Exercise instructions —
Without skipping anything, write out each record below exactly.
○ ○ ○ ○ ○
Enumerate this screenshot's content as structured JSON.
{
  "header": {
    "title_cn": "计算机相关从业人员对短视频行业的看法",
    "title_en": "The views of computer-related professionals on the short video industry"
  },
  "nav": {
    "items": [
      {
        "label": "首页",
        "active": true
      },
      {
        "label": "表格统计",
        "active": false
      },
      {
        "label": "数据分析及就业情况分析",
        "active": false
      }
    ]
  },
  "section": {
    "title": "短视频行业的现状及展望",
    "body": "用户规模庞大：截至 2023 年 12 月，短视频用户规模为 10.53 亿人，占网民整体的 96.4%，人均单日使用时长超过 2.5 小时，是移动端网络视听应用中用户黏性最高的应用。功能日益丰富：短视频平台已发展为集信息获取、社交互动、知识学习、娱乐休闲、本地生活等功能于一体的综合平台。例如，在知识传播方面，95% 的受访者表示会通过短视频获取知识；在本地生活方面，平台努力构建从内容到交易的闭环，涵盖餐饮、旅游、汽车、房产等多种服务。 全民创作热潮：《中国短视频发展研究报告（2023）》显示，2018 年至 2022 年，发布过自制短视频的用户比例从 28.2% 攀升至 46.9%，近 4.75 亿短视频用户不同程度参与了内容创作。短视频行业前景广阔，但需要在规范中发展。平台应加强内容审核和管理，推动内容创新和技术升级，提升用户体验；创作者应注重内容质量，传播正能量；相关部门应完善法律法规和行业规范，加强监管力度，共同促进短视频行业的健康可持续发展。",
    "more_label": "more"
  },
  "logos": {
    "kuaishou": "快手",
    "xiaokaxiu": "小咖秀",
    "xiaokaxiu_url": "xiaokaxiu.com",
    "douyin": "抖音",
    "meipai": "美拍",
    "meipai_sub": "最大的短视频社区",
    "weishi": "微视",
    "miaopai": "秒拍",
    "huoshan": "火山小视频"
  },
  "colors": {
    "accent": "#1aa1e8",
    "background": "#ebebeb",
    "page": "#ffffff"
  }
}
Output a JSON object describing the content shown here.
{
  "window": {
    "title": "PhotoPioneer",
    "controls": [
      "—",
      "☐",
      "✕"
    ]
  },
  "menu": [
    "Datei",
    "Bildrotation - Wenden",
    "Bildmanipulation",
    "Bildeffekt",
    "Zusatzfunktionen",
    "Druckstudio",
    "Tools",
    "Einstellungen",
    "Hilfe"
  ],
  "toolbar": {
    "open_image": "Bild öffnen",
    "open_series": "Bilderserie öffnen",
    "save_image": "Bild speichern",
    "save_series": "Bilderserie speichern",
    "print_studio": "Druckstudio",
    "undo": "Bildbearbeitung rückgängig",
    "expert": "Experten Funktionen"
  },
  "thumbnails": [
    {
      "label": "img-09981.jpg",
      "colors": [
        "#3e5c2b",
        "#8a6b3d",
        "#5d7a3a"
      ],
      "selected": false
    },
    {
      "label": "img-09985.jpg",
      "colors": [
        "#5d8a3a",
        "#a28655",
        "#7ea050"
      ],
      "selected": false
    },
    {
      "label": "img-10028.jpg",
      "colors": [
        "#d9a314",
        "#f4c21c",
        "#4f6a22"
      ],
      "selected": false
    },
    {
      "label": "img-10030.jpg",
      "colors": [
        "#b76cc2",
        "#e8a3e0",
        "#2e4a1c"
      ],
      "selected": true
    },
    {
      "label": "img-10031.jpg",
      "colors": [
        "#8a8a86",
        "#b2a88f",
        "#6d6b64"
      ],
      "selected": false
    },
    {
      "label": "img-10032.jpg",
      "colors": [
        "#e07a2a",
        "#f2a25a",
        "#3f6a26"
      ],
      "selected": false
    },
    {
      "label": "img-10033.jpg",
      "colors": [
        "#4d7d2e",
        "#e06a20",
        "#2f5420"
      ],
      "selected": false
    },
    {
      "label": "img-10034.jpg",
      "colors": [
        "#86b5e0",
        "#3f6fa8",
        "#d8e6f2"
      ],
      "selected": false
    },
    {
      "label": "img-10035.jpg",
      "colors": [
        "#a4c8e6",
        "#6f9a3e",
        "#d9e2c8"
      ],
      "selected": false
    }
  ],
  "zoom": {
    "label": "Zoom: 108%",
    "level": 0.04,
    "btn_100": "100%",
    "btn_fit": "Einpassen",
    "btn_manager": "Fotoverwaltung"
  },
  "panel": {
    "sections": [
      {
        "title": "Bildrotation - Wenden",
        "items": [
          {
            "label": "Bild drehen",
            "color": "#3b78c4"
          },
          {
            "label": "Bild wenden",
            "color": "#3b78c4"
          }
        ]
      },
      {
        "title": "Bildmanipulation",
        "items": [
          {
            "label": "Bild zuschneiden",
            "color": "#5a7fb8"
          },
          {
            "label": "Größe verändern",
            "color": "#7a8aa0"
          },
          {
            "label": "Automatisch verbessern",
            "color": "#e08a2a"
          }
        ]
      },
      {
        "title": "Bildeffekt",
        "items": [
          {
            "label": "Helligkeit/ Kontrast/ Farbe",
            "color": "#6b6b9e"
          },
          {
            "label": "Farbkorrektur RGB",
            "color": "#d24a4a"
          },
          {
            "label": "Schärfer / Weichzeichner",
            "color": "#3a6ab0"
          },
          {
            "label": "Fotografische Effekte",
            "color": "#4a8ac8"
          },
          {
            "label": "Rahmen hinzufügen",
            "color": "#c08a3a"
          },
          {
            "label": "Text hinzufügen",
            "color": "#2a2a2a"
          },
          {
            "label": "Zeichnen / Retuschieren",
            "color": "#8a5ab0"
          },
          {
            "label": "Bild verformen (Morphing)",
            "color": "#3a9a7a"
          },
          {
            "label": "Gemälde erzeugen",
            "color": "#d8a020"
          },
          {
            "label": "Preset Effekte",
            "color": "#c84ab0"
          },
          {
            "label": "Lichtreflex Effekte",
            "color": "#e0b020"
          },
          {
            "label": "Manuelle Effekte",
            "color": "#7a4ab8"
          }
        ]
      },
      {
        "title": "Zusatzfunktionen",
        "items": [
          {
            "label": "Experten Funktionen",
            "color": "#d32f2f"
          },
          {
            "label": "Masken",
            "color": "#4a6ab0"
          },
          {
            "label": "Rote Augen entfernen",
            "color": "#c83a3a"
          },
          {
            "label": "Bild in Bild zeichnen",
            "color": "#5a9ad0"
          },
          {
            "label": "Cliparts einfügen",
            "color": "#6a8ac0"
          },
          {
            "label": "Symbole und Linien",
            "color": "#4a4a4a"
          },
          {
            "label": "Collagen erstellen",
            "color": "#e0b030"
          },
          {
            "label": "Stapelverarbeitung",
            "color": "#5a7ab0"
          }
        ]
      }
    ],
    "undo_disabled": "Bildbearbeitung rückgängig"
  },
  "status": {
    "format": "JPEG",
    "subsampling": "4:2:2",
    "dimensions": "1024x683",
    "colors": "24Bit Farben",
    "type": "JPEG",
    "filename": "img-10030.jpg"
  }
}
○ ○ ○ ○ ○
Solved problem —
Enumerate this screenshot's content as structured JSON.
{
  "header": {
    "title_cn": "计算机相关从业人员对短视频行业的看法",
    "title_en": "The views of computer-related professionals on the short video industry"
  },
  "nav": {
    "items": [
      {
        "label": "首页",
        "active": true
      },
      {
        "label": "表格统计",
        "active": false
      },
      {
        "label": "数据分析及就业情况分析",
        "active": false
      }
    ]
  },
  "section": {
    "title": "短视频行业的现状及展望",
    "body": "用户规模庞大：截至 2023 年 12 月，短视频用户规模为 10.53 亿人，占网民整体的 96.4%，人均单日使用时长超过 2.5 小时，是移动端网络视听应用中用户黏性最高的应用。功能日益丰富：短视频平台已发展为集信息获取、社交互动、知识学习、娱乐休闲、本地生活等功能于一体的综合平台。例如，在知识传播方面，95% 的受访者表示会通过短视频获取知识；在本地生活方面，平台努力构建从内容到交易的闭环，涵盖餐饮、旅游、汽车、房产等多种服务。 全民创作热潮：《中国短视频发展研究报告（2023）》显示，2018 年至 2022 年，发布过自制短视频的用户比例从 28.2% 攀升至 46.9%，近 4.75 亿短视频用户不同程度参与了内容创作。短视频行业前景广阔，但需要在规范中发展。平台应加强内容审核和管理，推动内容创新和技术升级，提升用户体验；创作者应注重内容质量，传播正能量；相关部门应完善法律法规和行业规范，加强监管力度，共同促进短视频行业的健康可持续发展。",
    "more_label": "more"
  },
  "logos": {
    "kuaishou": "快手",
    "xiaokaxiu": "小咖秀",
    "xiaokaxiu_url": "xiaokaxiu.com",
    "douyin": "抖音",
    "meipai": "美拍",
    "meipai_sub": "最大的短视频社区",
    "weishi": "微视",
    "miaopai": "秒拍",
    "huoshan": "火山小视频"
  },
  "colors": {
    "accent": "#1aa1e8",
    "background": "#ebebeb",
    "page": "#ffffff"
  }
}
Output a JSON object describing the content shown here.
{
  "window": {
    "title": "PhotoPioneer",
    "controls": [
      "—",
      "☐",
      "✕"
    ]
  },
  "menu": [
    "Datei",
    "Bildrotation - Wenden",
    "Bildmanipulation",
    "Bildeffekt",
    "Zusatzfunktionen",
    "Druckstudio",
    "Tools",
    "Einstellungen",
    "Hilfe"
  ],
  "toolbar": {
    "open_image": "Bild öffnen",
    "open_series": "Bilderserie öffnen",
    "save_image": "Bild speichern",
    "save_series": "Bilderserie speichern",
    "print_studio": "Druckstudio",
    "undo": "Bildbearbeitung rückgängig",
    "expert": "Experten Funktionen"
  },
  "thumbnails": [
    {
      "label": "img-09981.jpg",
      "colors": [
        "#3e5c2b",
        "#8a6b3d",
        "#5d7a3a"
      ],
      "selected": false
    },
    {
      "label": "img-09985.jpg",
      "colors": [
        "#5d8a3a",
        "#a28655",
        "#7ea050"
      ],
      "selected": false
    },
    {
      "label": "img-10028.jpg",
      "colors": [
        "#d9a314",
        "#f4c21c",
        "#4f6a22"
      ],
      "selected": false
    },
    {
      "label": "img-10030.jpg",
      "colors": [
        "#b76cc2",
        "#e8a3e0",
        "#2e4a1c"
      ],
      "selected": true
    },
    {
      "label": "img-10031.jpg",
      "colors": [
        "#8a8a86",
        "#b2a88f",
        "#6d6b64"
      ],
      "selected": false
    },
    {
      "label": "img-10032.jpg",
      "colors": [
        "#e07a2a",
        "#f2a25a",
        "#3f6a26"
      ],
      "selected": false
    },
    {
      "label": "img-10033.jpg",
      "colors": [
        "#4d7d2e",
        "#e06a20",
        "#2f5420"
      ],
      "selected": false
    },
    {
      "label": "img-10034.jpg",
      "colors": [
        "#86b5e0",
        "#3f6fa8",
        "#d8e6f2"
      ],
      "selected": false
    },
    {
      "label": "img-10035.jpg",
      "colors": [
        "#a4c8e6",
        "#6f9a3e",
        "#d9e2c8"
      ],
      "selected": false
    }
  ],
  "zoom": {
    "label": "Zoom: 108%",
    "level": 0.04,
    "btn_100": "100%",
    "btn_fit": "Einpassen",
    "btn_manager": "Fotoverwaltung"
  },
  "panel": {
    "sections": [
      {
        "title": "Bildrotation - Wenden",
        "items": [
          {
            "label": "Bild drehen",
            "color": "#3b78c4"
          },
          {
            "label": "Bild wenden",
            "color": "#3b78c4"
          }
        ]
      },
      {
        "title": "Bildmanipulation",
        "items": [
          {
            "label": "Bild zuschneiden",
            "color": "#5a7fb8"
          },
          {
            "label": "Größe verändern",
            "color": "#7a8aa0"
          },
          {
            "label": "Automatisch verbessern",
            "color": "#e08a2a"
          }
        ]
      },
      {
        "title": "Bildeffekt",
        "items": [
          {
            "label": "Helligkeit/ Kontrast/ Farbe",
            "color": "#6b6b9e"
          },
          {
            "label": "Farbkorrektur RGB",
            "color": "#d24a4a"
          },
          {
            "label": "Schärfer / Weichzeichner",
            "color": "#3a6ab0"
          },
          {
            "label": "Fotografische Effekte",
            "color": "#4a8ac8"
          },
          {
            "label": "Rahmen hinzufügen",
            "color": "#c08a3a"
          },
          {
            "label": "Text hinzufügen",
            "color": "#2a2a2a"
          },
          {
            "label": "Zeichnen / Retuschieren",
            "color": "#8a5ab0"
          },
          {
            "label": "Bild verformen (Morphing)",
            "color": "#3a9a7a"
          },
          {
            "label": "Gemälde erzeugen",
            "color": "#d8a020"
          },
          {
            "label": "Preset Effekte",
            "color": "#c84ab0"
          },
          {
            "label": "Lichtreflex Effekte",
            "color": "#e0b020"
          },
          {
            "label": "Manuelle Effekte",
            "color": "#7a4ab8"
          }
        ]
      },
      {
        "title": "Zusatzfunktionen",
        "items": [
          {
            "label": "Experten Funktionen",
            "color": "#d32f2f"
          },
          {
            "label": "Masken",
            "color": "#4a6ab0"
          },
          {
            "label": "Rote Augen entfernen",
            "color": "#c83a3a"
          },
          {
            "label": "Bild in Bild zeichnen",
            "color": "#5a9ad0"
          },
          {
            "label": "Cliparts einfügen",
            "color": "#6a8ac0"
          },
          {
            "label": "Symbole und Linien",
            "color": "#4a4a4a"
          },
          {
            "label": "Collagen erstellen",
            "color": "#e0b030"
          },
          {
            "label": "Stapelverarbeitung",
            "color": "#5a7ab0"
          }
        ]
      }
    ],
    "undo_disabled": "Bildbearbeitung rückgängig"
  },
  "status": {
    "format": "JPEG",
    "subsampling": "4:2:2",
    "dimensions": "1024x683",
    "colors": "24Bit Farben",
    "type": "JPEG",
    "filename": "img-10030.jpg"
  }
}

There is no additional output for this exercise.